*Données fournies*:
********

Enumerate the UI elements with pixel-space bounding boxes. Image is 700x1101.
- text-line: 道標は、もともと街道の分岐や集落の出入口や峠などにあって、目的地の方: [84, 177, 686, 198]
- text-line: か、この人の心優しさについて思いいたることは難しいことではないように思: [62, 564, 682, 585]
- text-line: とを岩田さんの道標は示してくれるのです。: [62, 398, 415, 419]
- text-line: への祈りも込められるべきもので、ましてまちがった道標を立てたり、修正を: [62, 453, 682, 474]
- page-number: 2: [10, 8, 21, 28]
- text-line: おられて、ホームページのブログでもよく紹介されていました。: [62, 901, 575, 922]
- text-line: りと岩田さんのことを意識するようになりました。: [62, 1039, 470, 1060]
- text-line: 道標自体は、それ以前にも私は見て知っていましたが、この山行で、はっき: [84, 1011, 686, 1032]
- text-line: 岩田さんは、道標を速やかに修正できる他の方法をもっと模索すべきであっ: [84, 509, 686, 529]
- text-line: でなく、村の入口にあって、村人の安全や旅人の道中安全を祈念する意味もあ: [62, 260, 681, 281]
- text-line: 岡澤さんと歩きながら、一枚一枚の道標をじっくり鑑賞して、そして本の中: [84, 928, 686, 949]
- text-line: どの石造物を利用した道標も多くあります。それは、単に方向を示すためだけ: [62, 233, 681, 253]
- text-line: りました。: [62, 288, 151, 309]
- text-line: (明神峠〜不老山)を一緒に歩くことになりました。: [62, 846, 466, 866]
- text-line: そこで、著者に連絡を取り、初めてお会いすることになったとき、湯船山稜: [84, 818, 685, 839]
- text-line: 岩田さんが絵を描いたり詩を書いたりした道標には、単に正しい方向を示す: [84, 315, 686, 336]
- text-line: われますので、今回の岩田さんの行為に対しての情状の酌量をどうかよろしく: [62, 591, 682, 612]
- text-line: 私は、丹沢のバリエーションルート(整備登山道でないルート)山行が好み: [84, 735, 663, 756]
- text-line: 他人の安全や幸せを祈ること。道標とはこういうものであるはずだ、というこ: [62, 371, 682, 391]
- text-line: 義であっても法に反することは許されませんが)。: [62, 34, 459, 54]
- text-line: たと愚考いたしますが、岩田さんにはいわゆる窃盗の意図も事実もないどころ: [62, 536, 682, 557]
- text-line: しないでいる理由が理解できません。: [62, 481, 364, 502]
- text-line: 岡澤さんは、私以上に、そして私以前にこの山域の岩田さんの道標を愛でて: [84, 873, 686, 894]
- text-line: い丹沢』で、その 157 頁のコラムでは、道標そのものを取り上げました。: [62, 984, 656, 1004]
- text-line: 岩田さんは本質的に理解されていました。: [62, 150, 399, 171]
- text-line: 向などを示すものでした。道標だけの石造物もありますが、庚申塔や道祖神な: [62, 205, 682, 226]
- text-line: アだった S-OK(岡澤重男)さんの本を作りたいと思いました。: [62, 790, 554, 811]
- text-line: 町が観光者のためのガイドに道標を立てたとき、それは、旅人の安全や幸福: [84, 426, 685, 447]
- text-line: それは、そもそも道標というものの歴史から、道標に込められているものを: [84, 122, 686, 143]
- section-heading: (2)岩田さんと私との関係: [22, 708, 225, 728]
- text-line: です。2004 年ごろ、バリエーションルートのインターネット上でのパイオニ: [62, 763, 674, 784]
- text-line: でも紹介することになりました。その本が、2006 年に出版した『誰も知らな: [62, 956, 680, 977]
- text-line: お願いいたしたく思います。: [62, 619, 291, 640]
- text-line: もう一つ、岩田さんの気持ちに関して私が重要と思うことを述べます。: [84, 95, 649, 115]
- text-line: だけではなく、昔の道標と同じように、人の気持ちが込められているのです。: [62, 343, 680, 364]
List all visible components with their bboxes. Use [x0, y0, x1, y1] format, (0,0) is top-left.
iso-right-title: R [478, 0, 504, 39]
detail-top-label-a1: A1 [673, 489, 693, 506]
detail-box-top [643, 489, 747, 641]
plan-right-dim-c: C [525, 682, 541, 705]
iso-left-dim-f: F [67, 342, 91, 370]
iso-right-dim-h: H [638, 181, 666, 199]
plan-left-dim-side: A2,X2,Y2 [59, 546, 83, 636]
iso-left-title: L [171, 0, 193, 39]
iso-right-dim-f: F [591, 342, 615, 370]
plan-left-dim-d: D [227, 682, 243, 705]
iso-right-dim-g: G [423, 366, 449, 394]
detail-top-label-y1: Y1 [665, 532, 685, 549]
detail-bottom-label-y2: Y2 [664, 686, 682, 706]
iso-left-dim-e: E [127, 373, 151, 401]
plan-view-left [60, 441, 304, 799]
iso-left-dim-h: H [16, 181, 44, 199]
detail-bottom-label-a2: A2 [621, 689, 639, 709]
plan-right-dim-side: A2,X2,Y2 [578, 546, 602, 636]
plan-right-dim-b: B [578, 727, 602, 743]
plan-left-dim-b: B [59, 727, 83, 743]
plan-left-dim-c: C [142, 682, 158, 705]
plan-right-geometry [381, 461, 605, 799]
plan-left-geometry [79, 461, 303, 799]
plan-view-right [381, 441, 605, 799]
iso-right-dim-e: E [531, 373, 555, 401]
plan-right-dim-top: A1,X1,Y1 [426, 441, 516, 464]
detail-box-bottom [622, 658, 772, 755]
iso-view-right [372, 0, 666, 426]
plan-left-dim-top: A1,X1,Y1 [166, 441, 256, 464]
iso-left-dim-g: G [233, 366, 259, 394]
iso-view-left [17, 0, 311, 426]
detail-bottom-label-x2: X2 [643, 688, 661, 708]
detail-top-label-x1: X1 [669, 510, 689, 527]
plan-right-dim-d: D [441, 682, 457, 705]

********

*Vos consignes*: Présentez l'ensemble du matériel ci-dessus sous forme de liste JSON de chaînes, avec une chaîne par ligne. Omettez les lignes vides.

*Résultat obtenu*:
[
  "Enumerate the UI elements with pixel-space bounding boxes. Image is 700x1101.",
  "- text-line: 道標は、もともと街道の分岐や集落の出入口や峠などにあって、目的地の方: [84, 177, 686, 198]",
  "- text-line: か、この人の心優しさについて思いいたることは難しいことではないように思: [62, 564, 682, 585]",
  "- text-line: とを岩田さんの道標は示してくれるのです。: [62, 398, 415, 419]",
  "- text-line: への祈りも込められるべきもので、ましてまちがった道標を立てたり、修正を: [62, 453, 682, 474]",
  "- page-number: 2: [10, 8, 21, 28]",
  "- text-line: おられて、ホームページのブログでもよく紹介されていました。: [62, 901, 575, 922]",
  "- text-line: りと岩田さんのことを意識するようになりました。: [62, 1039, 470, 1060]",
  "- text-line: 道標自体は、それ以前にも私は見て知っていましたが、この山行で、はっき: [84, 1011, 686, 1032]",
  "- text-line: 岩田さんは、道標を速やかに修正できる他の方法をもっと模索すべきであっ: [84, 509, 686, 529]",
  "- text-line: でなく、村の入口にあって、村人の安全や旅人の道中安全を祈念する意味もあ: [62, 260, 681, 281]",
  "- text-line: 岡澤さんと歩きながら、一枚一枚の道標をじっくり鑑賞して、そして本の中: [84, 928, 686, 949]",
  "- text-line: どの石造物を利用した道標も多くあります。それは、単に方向を示すためだけ: [62, 233, 681, 253]",
  "- text-line: りました。: [62, 288, 151, 309]",
  "- text-line: (明神峠〜不老山)を一緒に歩くことになりました。: [62, 846, 466, 866]",
  "- text-line: そこで、著者に連絡を取り、初めてお会いすることになったとき、湯船山稜: [84, 818, 685, 839]",
  "- text-line: 岩田さんが絵を描いたり詩を書いたりした道標には、単に正しい方向を示す: [84, 315, 686, 336]",
  "- text-line: われますので、今回の岩田さんの行為に対しての情状の酌量をどうかよろしく: [62, 591, 682, 612]",
  "- text-line: 私は、丹沢のバリエーションルート(整備登山道でないルート)山行が好み: [84, 735, 663, 756]",
  "- text-line: 他人の安全や幸せを祈ること。道標とはこういうものであるはずだ、というこ: [62, 371, 682, 391]",
  "- text-line: 義であっても法に反することは許されませんが)。: [62, 34, 459, 54]",
  "- text-line: たと愚考いたしますが、岩田さんにはいわゆる窃盗の意図も事実もないどころ: [62, 536, 682, 557]",
  "- text-line: しないでいる理由が理解できません。: [62, 481, 364, 502]",
  "- text-line: 岡澤さんは、私以上に、そして私以前にこの山域の岩田さんの道標を愛でて: [84, 873, 686, 894]",
  "- text-line: い丹沢』で、その 157 頁のコラムでは、道標そのものを取り上げました。: [62, 984, 656, 1004]",
  "- text-line: 岩田さんは本質的に理解されていました。: [62, 150, 399, 171]",
  "- text-line: 向などを示すものでした。道標だけの石造物もありますが、庚申塔や道祖神な: [62, 205, 682, 226]",
  "- text-line: アだった S-OK(岡澤重男)さんの本を作りたいと思いました。: [62, 790, 554, 811]",
  "- text-line: 町が観光者のためのガイドに道標を立てたとき、それは、旅人の安全や幸福: [84, 426, 685, 447]",
  "- text-line: それは、そもそも道標というものの歴史から、道標に込められているものを: [84, 122, 686, 143]",
  "- section-heading: (2)岩田さんと私との関係: [22, 708, 225, 728]",
  "- text-line: です。2004 年ごろ、バリエーションルートのインターネット上でのパイオニ: [62, 763, 674, 784]",
  "- text-line: でも紹介することになりました。その本が、2006 年に出版した『誰も知らな: [62, 956, 680, 977]",
  "- text-line: お願いいたしたく思います。: [62, 619, 291, 640]",
  "- text-line: もう一つ、岩田さんの気持ちに関して私が重要と思うことを述べます。: [84, 95, 649, 115]",
  "- text-line: だけではなく、昔の道標と同じように、人の気持ちが込められているのです。: [62, 343, 680, 364]",
  "List all visible components with their bboxes. Use [x0, y0, x1, y1] format, (0,0) is top-left.",
  "iso-right-title: R [478, 0, 504, 39]",
  "detail-top-label-a1: A1 [673, 489, 693, 506]",
  "detail-box-top [643, 489, 747, 641]",
  "plan-right-dim-c: C [525, 682, 541, 705]",
  "iso-left-dim-f: F [67, 342, 91, 370]",
  "iso-right-dim-h: H [638, 181, 666, 199]",
  "plan-left-dim-side: A2,X2,Y2 [59, 546, 83, 636]",
  "iso-left-title: L [171, 0, 193, 39]",
  "iso-right-dim-f: F [591, 342, 615, 370]",
  "plan-left-dim-d: D [227, 682, 243, 705]",
  "iso-right-dim-g: G [423, 366, 449, 394]",
  "detail-top-label-y1: Y1 [665, 532, 685, 549]",
  "detail-bottom-label-y2: Y2 [664, 686, 682, 706]",
  "iso-left-dim-e: E [127, 373, 151, 401]",
  "plan-view-left [60, 441, 304, 799]",
  "iso-left-dim-h: H [16, 181, 44, 199]",
  "detail-bottom-label-a2: A2 [621, 689, 639, 709]",
  "plan-right-dim-side: A2,X2,Y2 [578, 546, 602, 636]",
  "plan-right-dim-b: B [578, 727, 602, 743]",
  "plan-left-dim-b: B [59, 727, 83, 743]",
  "plan-left-dim-c: C [142, 682, 158, 705]",
  "plan-right-geometry [381, 461, 605, 799]",
  "plan-left-geometry [79, 461, 303, 799]",
  "plan-view-right [381, 441, 605, 799]",
  "iso-right-dim-e: E [531, 373, 555, 401]",
  "plan-right-dim-top: A1,X1,Y1 [426, 441, 516, 464]",
  "detail-box-bottom [622, 658, 772, 755]",
  "iso-view-right [372, 0, 666, 426]",
  "plan-left-dim-top: A1,X1,Y1 [166, 441, 256, 464]",
  "iso-left-dim-g: G [233, 366, 259, 394]",
  "iso-view-left [17, 0, 311, 426]",
  "detail-bottom-label-x2: X2 [643, 688, 661, 708]",
  "detail-top-label-x1: X1 [669, 510, 689, 527]",
  "plan-right-dim-d: D [441, 682, 457, 705]"
]